_CHALLENGE:_ Within the listing below, locate all lines containing the word "Median". Copy each one.

>> START

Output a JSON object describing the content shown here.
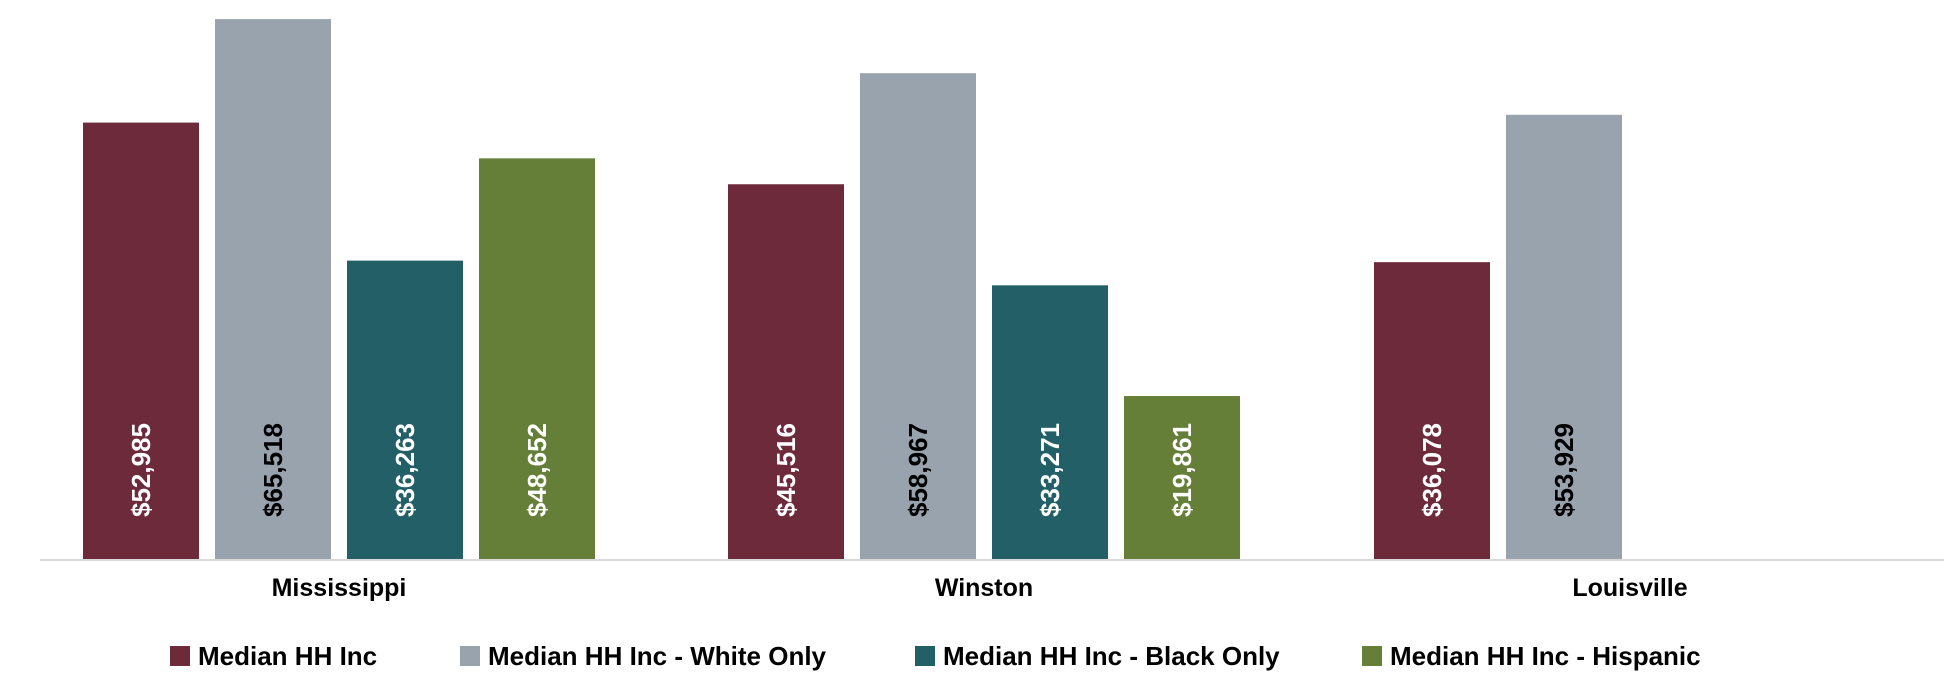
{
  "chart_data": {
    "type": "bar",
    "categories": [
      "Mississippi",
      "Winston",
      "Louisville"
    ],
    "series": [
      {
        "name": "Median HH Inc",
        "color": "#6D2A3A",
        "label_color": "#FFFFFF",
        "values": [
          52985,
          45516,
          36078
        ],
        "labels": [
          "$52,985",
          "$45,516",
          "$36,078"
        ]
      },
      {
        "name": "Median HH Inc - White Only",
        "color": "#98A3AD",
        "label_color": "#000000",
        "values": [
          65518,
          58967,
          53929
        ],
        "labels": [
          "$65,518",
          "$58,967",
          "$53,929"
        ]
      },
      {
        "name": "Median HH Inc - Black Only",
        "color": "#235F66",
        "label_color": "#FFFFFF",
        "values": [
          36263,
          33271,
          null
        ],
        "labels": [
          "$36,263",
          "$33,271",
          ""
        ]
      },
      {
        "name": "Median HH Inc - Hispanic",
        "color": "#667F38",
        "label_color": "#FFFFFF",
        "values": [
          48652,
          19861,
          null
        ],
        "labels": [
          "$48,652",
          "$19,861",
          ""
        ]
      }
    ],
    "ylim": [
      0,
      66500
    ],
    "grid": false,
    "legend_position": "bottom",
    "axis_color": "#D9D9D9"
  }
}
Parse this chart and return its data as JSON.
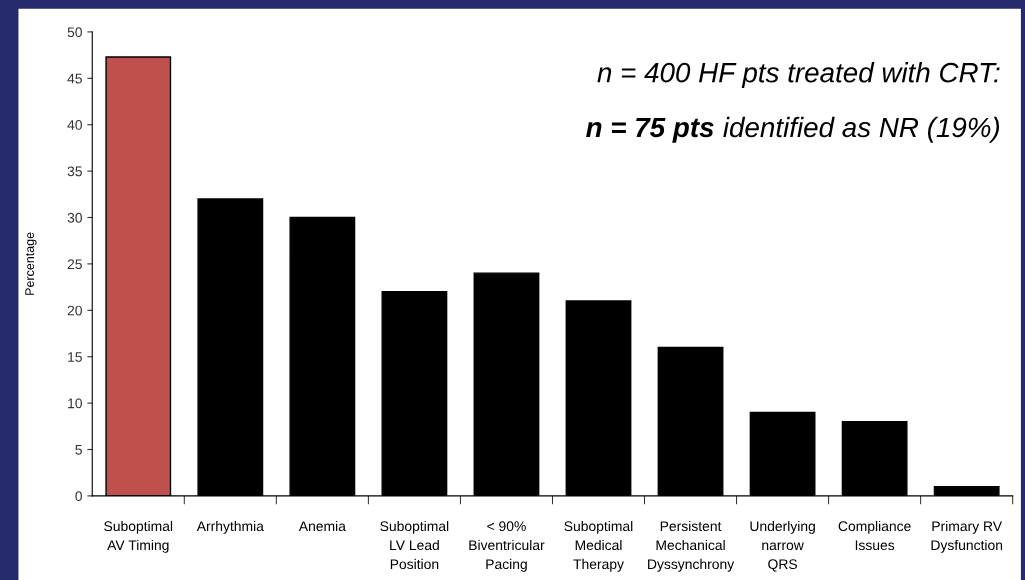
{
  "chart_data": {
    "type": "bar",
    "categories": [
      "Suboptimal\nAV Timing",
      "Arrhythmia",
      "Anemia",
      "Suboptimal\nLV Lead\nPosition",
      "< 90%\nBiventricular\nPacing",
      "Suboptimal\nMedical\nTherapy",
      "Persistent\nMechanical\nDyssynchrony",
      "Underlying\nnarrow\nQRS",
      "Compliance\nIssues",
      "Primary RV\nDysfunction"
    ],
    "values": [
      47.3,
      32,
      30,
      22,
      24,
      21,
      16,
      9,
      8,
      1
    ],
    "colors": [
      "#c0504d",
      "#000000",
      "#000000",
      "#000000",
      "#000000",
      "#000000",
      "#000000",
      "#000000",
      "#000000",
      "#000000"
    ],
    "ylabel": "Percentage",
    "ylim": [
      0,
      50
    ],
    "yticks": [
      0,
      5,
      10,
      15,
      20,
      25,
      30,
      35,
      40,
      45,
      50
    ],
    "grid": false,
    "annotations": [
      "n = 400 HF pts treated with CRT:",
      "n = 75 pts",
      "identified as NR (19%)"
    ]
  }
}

>> END
>> START

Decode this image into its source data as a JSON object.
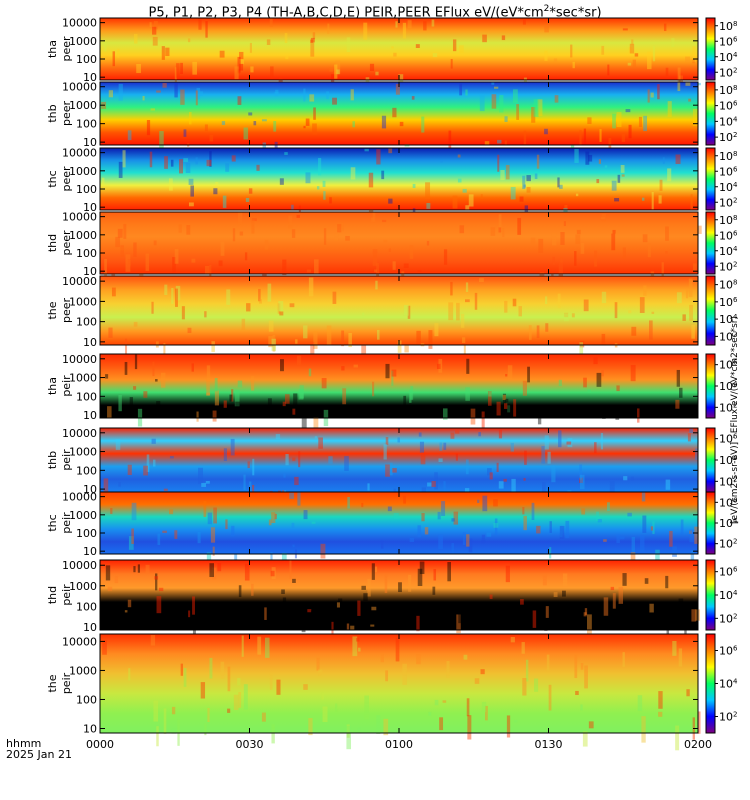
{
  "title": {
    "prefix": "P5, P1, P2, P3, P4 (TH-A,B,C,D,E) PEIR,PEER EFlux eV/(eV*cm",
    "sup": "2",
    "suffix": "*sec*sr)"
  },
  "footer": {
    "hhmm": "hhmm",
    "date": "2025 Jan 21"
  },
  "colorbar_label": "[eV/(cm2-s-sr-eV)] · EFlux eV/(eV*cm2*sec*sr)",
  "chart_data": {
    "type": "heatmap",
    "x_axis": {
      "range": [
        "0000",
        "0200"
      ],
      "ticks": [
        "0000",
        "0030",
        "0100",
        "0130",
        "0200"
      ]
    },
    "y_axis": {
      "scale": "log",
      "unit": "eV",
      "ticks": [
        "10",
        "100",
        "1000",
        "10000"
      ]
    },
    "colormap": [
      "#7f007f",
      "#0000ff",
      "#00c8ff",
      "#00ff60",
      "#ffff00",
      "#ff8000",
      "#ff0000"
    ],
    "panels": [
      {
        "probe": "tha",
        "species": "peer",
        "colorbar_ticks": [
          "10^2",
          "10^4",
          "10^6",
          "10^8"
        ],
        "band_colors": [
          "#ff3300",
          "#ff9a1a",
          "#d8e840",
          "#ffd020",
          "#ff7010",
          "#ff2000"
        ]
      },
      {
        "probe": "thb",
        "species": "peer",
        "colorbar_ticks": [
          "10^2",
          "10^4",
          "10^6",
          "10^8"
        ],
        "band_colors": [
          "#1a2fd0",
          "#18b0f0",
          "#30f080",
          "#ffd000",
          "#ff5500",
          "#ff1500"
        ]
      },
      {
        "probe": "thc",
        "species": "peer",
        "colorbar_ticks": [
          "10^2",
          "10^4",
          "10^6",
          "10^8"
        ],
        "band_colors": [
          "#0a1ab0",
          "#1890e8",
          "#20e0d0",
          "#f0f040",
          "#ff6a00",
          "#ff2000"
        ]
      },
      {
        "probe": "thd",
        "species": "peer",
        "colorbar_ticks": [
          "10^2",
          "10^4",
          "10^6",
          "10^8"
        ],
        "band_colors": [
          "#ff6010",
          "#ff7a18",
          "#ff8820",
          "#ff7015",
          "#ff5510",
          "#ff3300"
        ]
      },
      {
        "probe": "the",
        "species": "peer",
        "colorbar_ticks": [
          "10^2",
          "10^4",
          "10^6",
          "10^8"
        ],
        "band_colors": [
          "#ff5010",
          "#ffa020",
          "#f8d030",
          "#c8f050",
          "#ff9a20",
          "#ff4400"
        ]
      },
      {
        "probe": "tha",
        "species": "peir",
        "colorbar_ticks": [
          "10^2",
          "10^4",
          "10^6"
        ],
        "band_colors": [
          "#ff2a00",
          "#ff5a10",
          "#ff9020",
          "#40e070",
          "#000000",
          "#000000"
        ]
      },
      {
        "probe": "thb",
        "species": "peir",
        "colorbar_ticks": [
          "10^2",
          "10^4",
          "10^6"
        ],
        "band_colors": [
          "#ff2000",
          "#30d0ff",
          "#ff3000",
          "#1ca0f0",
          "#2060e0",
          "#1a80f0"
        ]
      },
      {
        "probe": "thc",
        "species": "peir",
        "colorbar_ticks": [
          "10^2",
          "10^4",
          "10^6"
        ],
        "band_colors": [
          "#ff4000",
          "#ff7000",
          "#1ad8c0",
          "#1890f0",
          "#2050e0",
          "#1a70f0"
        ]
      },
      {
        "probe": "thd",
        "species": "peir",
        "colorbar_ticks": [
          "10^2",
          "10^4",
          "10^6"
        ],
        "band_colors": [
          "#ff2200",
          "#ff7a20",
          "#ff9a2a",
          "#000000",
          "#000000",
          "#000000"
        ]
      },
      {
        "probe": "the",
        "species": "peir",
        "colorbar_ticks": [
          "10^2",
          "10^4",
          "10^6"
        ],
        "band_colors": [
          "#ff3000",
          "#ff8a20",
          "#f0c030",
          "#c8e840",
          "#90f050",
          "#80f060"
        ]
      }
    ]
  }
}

>> END

_RESULT OF THE TASK:_
        "name": "Median HH Inc",
        "name": "Median HH Inc - White Only",
        "name": "Median HH Inc - Black Only",
        "name": "Median HH Inc - Hispanic",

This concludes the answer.